Identify all lines in the data containing the string "границы". Copy them out.
* START DATA SUPPLIED *
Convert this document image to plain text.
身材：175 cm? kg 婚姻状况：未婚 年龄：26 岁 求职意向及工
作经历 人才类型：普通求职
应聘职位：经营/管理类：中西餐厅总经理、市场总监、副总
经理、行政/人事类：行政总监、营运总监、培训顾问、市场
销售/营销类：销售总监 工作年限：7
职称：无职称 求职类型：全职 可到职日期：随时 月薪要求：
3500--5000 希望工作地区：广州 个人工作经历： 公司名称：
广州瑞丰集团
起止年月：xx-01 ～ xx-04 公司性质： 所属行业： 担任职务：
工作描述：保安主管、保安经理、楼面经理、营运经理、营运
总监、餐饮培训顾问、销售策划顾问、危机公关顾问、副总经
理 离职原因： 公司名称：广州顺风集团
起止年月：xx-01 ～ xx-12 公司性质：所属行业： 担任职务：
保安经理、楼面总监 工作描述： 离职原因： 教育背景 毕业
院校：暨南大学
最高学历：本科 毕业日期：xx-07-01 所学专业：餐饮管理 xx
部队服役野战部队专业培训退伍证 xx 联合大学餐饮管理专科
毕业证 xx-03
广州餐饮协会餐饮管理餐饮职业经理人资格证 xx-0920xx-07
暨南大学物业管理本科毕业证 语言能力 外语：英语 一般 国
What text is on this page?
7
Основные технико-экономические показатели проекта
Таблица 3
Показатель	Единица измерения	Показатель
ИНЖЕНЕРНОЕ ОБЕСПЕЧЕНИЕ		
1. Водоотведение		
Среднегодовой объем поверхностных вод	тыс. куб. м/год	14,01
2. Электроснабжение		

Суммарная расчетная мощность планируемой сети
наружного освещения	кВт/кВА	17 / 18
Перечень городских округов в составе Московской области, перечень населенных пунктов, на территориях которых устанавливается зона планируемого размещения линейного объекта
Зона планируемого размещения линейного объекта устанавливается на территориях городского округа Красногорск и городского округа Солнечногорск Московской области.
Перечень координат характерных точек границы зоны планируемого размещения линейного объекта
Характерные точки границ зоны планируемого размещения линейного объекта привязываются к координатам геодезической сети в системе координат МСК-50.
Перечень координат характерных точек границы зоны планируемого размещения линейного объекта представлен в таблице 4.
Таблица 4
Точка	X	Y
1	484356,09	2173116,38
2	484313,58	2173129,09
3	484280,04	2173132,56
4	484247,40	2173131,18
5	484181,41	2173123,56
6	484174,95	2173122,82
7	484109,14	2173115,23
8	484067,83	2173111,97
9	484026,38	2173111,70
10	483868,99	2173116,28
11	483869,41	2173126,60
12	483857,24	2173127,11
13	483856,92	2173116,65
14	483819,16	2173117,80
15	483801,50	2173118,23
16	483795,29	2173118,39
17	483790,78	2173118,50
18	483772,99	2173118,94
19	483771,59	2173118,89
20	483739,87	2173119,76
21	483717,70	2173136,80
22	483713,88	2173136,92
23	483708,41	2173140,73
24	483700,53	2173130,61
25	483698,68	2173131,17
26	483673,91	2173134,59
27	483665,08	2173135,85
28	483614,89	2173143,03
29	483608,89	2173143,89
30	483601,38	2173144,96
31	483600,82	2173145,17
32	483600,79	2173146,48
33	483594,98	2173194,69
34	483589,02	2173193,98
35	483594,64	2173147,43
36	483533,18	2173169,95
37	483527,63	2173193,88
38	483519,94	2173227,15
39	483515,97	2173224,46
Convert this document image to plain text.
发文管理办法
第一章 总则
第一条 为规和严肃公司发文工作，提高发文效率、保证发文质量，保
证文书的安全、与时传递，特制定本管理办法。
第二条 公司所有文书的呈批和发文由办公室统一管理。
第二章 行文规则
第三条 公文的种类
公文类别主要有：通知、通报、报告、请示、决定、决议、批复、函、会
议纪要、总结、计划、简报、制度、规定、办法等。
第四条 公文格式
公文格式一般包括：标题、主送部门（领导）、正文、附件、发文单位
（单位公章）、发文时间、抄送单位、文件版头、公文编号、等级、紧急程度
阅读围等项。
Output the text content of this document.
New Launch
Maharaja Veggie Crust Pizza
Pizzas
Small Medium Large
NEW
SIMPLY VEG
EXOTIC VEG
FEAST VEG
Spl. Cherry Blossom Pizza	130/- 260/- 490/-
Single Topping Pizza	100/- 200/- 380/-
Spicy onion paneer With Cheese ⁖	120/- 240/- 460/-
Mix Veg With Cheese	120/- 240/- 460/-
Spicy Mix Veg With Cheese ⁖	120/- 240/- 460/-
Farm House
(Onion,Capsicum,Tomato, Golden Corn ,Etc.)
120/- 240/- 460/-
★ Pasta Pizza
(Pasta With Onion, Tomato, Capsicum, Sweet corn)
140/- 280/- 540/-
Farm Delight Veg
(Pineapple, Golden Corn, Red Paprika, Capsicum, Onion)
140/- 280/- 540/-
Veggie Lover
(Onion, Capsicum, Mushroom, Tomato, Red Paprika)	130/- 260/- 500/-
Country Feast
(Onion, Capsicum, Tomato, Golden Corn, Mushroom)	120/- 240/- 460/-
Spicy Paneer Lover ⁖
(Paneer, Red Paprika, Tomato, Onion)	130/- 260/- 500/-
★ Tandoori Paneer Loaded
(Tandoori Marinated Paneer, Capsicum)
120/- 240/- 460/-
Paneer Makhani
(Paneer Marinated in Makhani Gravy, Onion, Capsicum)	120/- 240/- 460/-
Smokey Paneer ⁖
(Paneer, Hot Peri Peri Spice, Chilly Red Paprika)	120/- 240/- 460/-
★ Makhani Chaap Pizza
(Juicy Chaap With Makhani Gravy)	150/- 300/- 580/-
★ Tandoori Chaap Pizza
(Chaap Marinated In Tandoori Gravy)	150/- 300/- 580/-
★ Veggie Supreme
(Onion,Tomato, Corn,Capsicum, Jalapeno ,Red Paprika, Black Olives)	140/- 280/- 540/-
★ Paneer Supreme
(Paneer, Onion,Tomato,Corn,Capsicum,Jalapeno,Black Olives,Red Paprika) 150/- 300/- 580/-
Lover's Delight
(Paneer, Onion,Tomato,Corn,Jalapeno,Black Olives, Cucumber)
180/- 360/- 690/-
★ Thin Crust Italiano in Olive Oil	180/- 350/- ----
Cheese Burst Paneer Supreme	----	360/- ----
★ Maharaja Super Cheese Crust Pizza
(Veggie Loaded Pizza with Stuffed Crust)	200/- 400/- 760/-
* END DATA SUPPLIED *
SOLVED PROBLEM:
Перечень координат характерных точек границы зоны планируемого размещения линейного объекта
Перечень координат характерных точек границы зоны планируемого размещения линейного объекта представлен в таблице 4.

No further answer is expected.